### DESCRIPTION OF THE TASK:
What you return should match every record exactly, with the images removed.

### DATASET RECORDS:
++++
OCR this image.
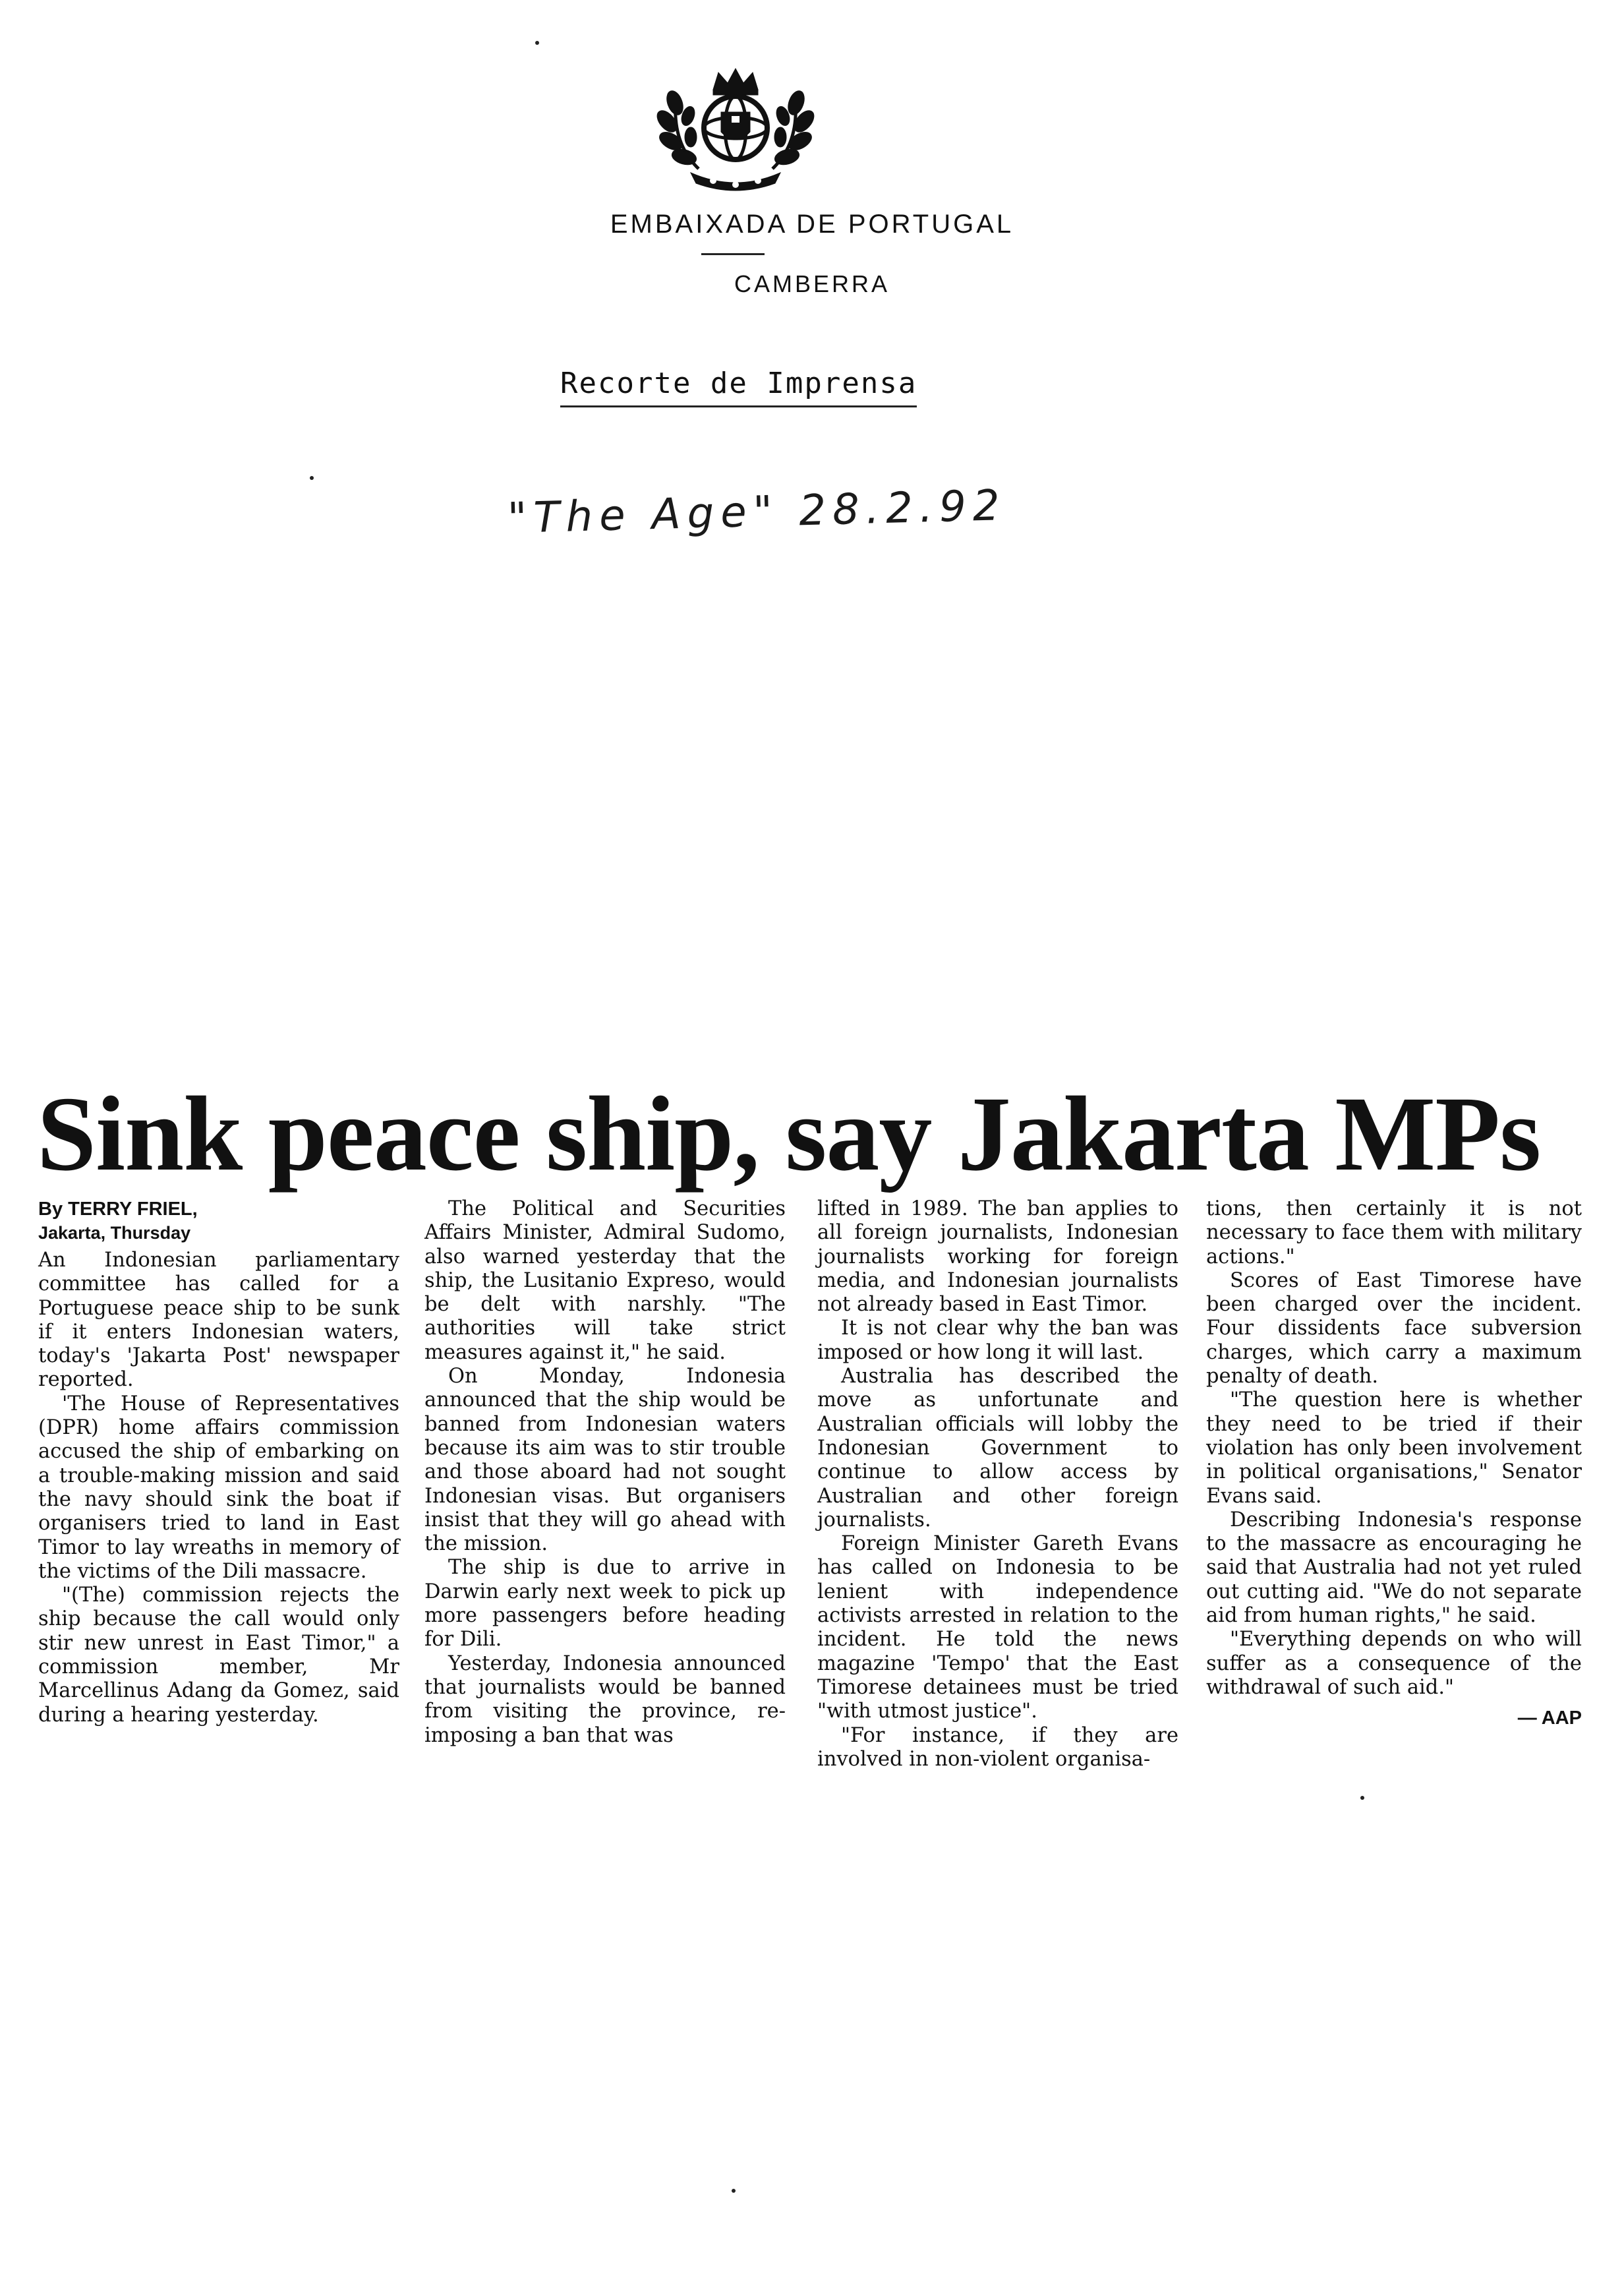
EMBAIXADA DE PORTUGAL
CAMBERRA
Recorte de Imprensa
"The Age" 28.2.92
Sink peace ship, say Jakarta MPs
By TERRY FRIEL,
Jakarta, Thursday

An Indonesian parliamentary committee has called for a Portuguese peace ship to be sunk if it enters Indonesian waters, today's 'Jakarta Post' newspaper reported.

'The House of Representatives (DPR) home affairs commission accused the ship of embarking on a trouble-making mission and said the navy should sink the boat if organisers tried to land in East Timor to lay wreaths in memory of the victims of the Dili massacre.

"(The) commission rejects the ship because the call would only stir new unrest in East Timor," a commission member, Mr Marcellinus Adang da Gomez, said during a hearing yesterday.

The Political and Securities Affairs Minister, Admiral Sudomo, also warned yesterday that the ship, the Lusitanio Expreso, would be delt with narshly. "The authorities will take strict measures against it," he said.

On Monday, Indonesia announced that the ship would be banned from Indonesian waters because its aim was to stir trouble and those aboard had not sought Indonesian visas. But organisers insist that they will go ahead with the mission.

The ship is due to arrive in Darwin early next week to pick up more passengers before heading for Dili.

Yesterday, Indonesia announced that journalists would be banned from visiting the province, re-imposing a ban that was

lifted in 1989. The ban applies to all foreign journalists, Indonesian journalists working for foreign media, and Indonesian journalists not already based in East Timor.

It is not clear why the ban was imposed or how long it will last.

Australia has described the move as unfortunate and Australian officials will lobby the Indonesian Government to continue to allow access by Australian and other foreign journalists.

Foreign Minister Gareth Evans has called on Indonesia to be lenient with independence activists arrested in relation to the incident. He told the news magazine 'Tempo' that the East Timorese detainees must be tried "with utmost justice".

"For instance, if they are involved in non-violent organisa-

tions, then certainly it is not necessary to face them with military actions."

Scores of East Timorese have been charged over the incident. Four dissidents face subversion charges, which carry a maximum penalty of death.

"The question here is whether they need to be tried if their violation has only been involvement in political organisations," Senator Evans said.

Describing Indonesia's response to the massacre as encouraging he said that Australia had not yet ruled out cutting aid. "We do not separate aid from human rights," he said.

"Everything depends on who will suffer as a consequence of the withdrawal of such aid."

— AAP
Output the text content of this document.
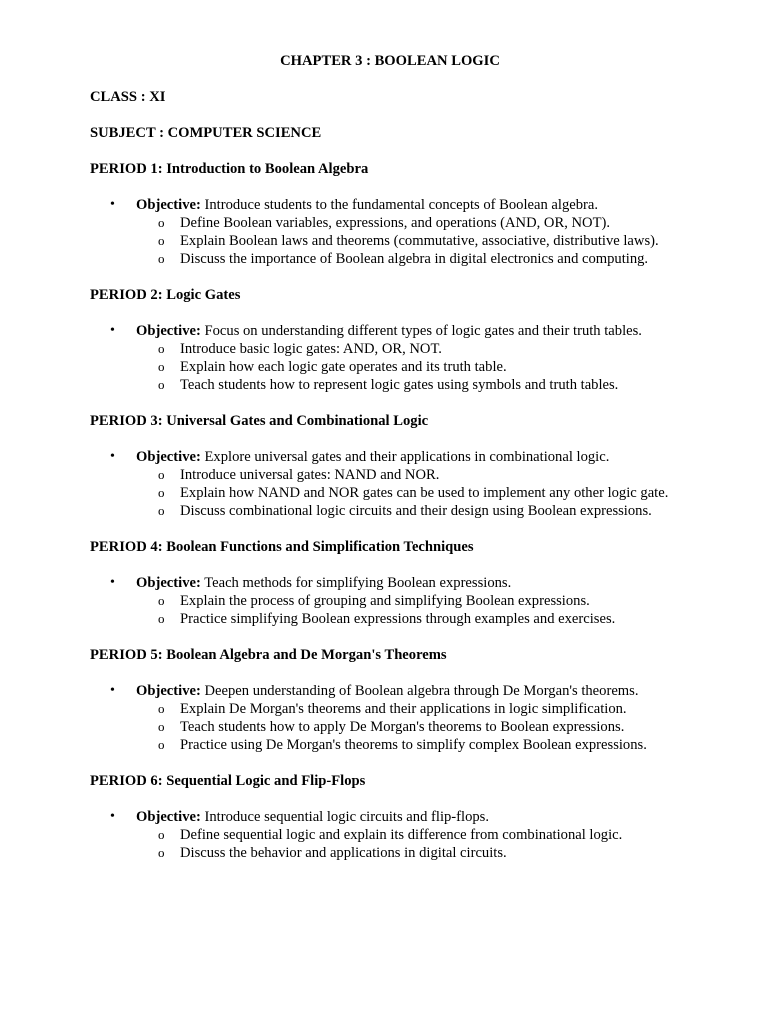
CHAPTER 3 : BOOLEAN LOGIC
CLASS : XI
SUBJECT : COMPUTER SCIENCE
PERIOD 1: Introduction to Boolean Algebra
• Objective: Introduce students to the fundamental concepts of Boolean algebra.
o Define Boolean variables, expressions, and operations (AND, OR, NOT).
o Explain Boolean laws and theorems (commutative, associative, distributive laws).
o Discuss the importance of Boolean algebra in digital electronics and computing.
PERIOD 2: Logic Gates
• Objective: Focus on understanding different types of logic gates and their truth tables.
o Introduce basic logic gates: AND, OR, NOT.
o Explain how each logic gate operates and its truth table.
o Teach students how to represent logic gates using symbols and truth tables.
PERIOD 3: Universal Gates and Combinational Logic
• Objective: Explore universal gates and their applications in combinational logic.
o Introduce universal gates: NAND and NOR.
o Explain how NAND and NOR gates can be used to implement any other logic gate.
o Discuss combinational logic circuits and their design using Boolean expressions.
PERIOD 4: Boolean Functions and Simplification Techniques
• Objective: Teach methods for simplifying Boolean expressions.
o Explain the process of grouping and simplifying Boolean expressions.
o Practice simplifying Boolean expressions through examples and exercises.
PERIOD 5: Boolean Algebra and De Morgan's Theorems
• Objective: Deepen understanding of Boolean algebra through De Morgan's theorems.
o Explain De Morgan's theorems and their applications in logic simplification.
o Teach students how to apply De Morgan's theorems to Boolean expressions.
o Practice using De Morgan's theorems to simplify complex Boolean expressions.
PERIOD 6: Sequential Logic and Flip-Flops
• Objective: Introduce sequential logic circuits and flip-flops.
o Define sequential logic and explain its difference from combinational logic.
o Discuss the behavior and applications in digital circuits.
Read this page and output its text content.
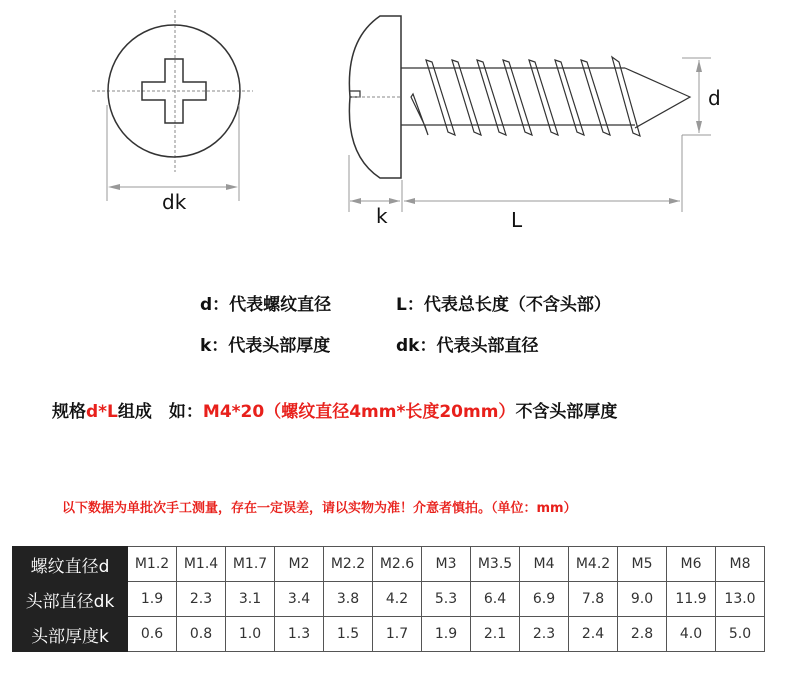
dk
k	L
d
d：代表螺纹直径	L：代表总长度（不含头部）
k：代表头部厚度	dk：代表头部直径
规格d*L组成　如：M4*20（螺纹直径4mm*长度20mm）不含头部厚度
以下数据为单批次手工测量，存在一定误差，请以实物为准！介意者慎拍。（单位：mm）
螺纹直径d	M1.2	M1.4	M1.7	M2	M2.2	M2.6	M3	M3.5	M4	M4.2	M5	M6	M8
头部直径dk	1.9	2.3	3.1	3.4	3.8	4.2	5.3	6.4	6.9	7.8	9.0	11.9	13.0
头部厚度k	0.6	0.8	1.0	1.3	1.5	1.7	1.9	2.1	2.3	2.4	2.8	4.0	5.0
++++
### ANSWER TO THIS EXERCISE:
OCR this image.
EMBAIXADA DE PORTUGAL
CAMBERRA
Recorte de Imprensa
"The Age" 28.2.92
Sink peace ship, say Jakarta MPs
By TERRY FRIEL,
Jakarta, Thursday

An Indonesian parliamentary committee has called for a Portuguese peace ship to be sunk if it enters Indonesian waters, today's 'Jakarta Post' newspaper reported.

'The House of Representatives (DPR) home affairs commission accused the ship of embarking on a trouble-making mission and said the navy should sink the boat if organisers tried to land in East Timor to lay wreaths in memory of the victims of the Dili massacre.

"(The) commission rejects the ship because the call would only stir new unrest in East Timor," a commission member, Mr Marcellinus Adang da Gomez, said during a hearing yesterday.

The Political and Securities Affairs Minister, Admiral Sudomo, also warned yesterday that the ship, the Lusitanio Expreso, would be delt with narshly. "The authorities will take strict measures against it," he said.

On Monday, Indonesia announced that the ship would be banned from Indonesian waters because its aim was to stir trouble and those aboard had not sought Indonesian visas. But organisers insist that they will go ahead with the mission.

The ship is due to arrive in Darwin early next week to pick up more passengers before heading for Dili.

Yesterday, Indonesia announced that journalists would be banned from visiting the province, re-imposing a ban that was

lifted in 1989. The ban applies to all foreign journalists, Indonesian journalists working for foreign media, and Indonesian journalists not already based in East Timor.

It is not clear why the ban was imposed or how long it will last.

Australia has described the move as unfortunate and Australian officials will lobby the Indonesian Government to continue to allow access by Australian and other foreign journalists.

Foreign Minister Gareth Evans has called on Indonesia to be lenient with independence activists arrested in relation to the incident. He told the news magazine 'Tempo' that the East Timorese detainees must be tried "with utmost justice".

"For instance, if they are involved in non-violent organisa-

tions, then certainly it is not necessary to face them with military actions."

Scores of East Timorese have been charged over the incident. Four dissidents face subversion charges, which carry a maximum penalty of death.

"The question here is whether they need to be tried if their violation has only been involvement in political organisations," Senator Evans said.

Describing Indonesia's response to the massacre as encouraging he said that Australia had not yet ruled out cutting aid. "We do not separate aid from human rights," he said.

"Everything depends on who will suffer as a consequence of the withdrawal of such aid."

— AAP
Output the text content of this document.
CHAPTER 3 : BOOLEAN LOGIC
CLASS : XI
SUBJECT : COMPUTER SCIENCE
PERIOD 1: Introduction to Boolean Algebra
• Objective: Introduce students to the fundamental concepts of Boolean algebra.
o Define Boolean variables, expressions, and operations (AND, OR, NOT).
o Explain Boolean laws and theorems (commutative, associative, distributive laws).
o Discuss the importance of Boolean algebra in digital electronics and computing.
PERIOD 2: Logic Gates
• Objective: Focus on understanding different types of logic gates and their truth tables.
o Introduce basic logic gates: AND, OR, NOT.
o Explain how each logic gate operates and its truth table.
o Teach students how to represent logic gates using symbols and truth tables.
PERIOD 3: Universal Gates and Combinational Logic
• Objective: Explore universal gates and their applications in combinational logic.
o Introduce universal gates: NAND and NOR.
o Explain how NAND and NOR gates can be used to implement any other logic gate.
o Discuss combinational logic circuits and their design using Boolean expressions.
PERIOD 4: Boolean Functions and Simplification Techniques
• Objective: Teach methods for simplifying Boolean expressions.
o Explain the process of grouping and simplifying Boolean expressions.
o Practice simplifying Boolean expressions through examples and exercises.
PERIOD 5: Boolean Algebra and De Morgan's Theorems
• Objective: Deepen understanding of Boolean algebra through De Morgan's theorems.
o Explain De Morgan's theorems and their applications in logic simplification.
o Teach students how to apply De Morgan's theorems to Boolean expressions.
o Practice using De Morgan's theorems to simplify complex Boolean expressions.
PERIOD 6: Sequential Logic and Flip-Flops
• Objective: Introduce sequential logic circuits and flip-flops.
o Define sequential logic and explain its difference from combinational logic.
o Discuss the behavior and applications in digital circuits.
Read this page and output its text content.
dk
k	L
d
d：代表螺纹直径	L：代表总长度（不含头部）
k：代表头部厚度	dk：代表头部直径
规格d*L组成　如：M4*20（螺纹直径4mm*长度20mm）不含头部厚度
以下数据为单批次手工测量，存在一定误差，请以实物为准！介意者慎拍。（单位：mm）
螺纹直径d	M1.2	M1.4	M1.7	M2	M2.2	M2.6	M3	M3.5	M4	M4.2	M5	M6	M8
头部直径dk	1.9	2.3	3.1	3.4	3.8	4.2	5.3	6.4	6.9	7.8	9.0	11.9	13.0
头部厚度k	0.6	0.8	1.0	1.3	1.5	1.7	1.9	2.1	2.3	2.4	2.8	4.0	5.0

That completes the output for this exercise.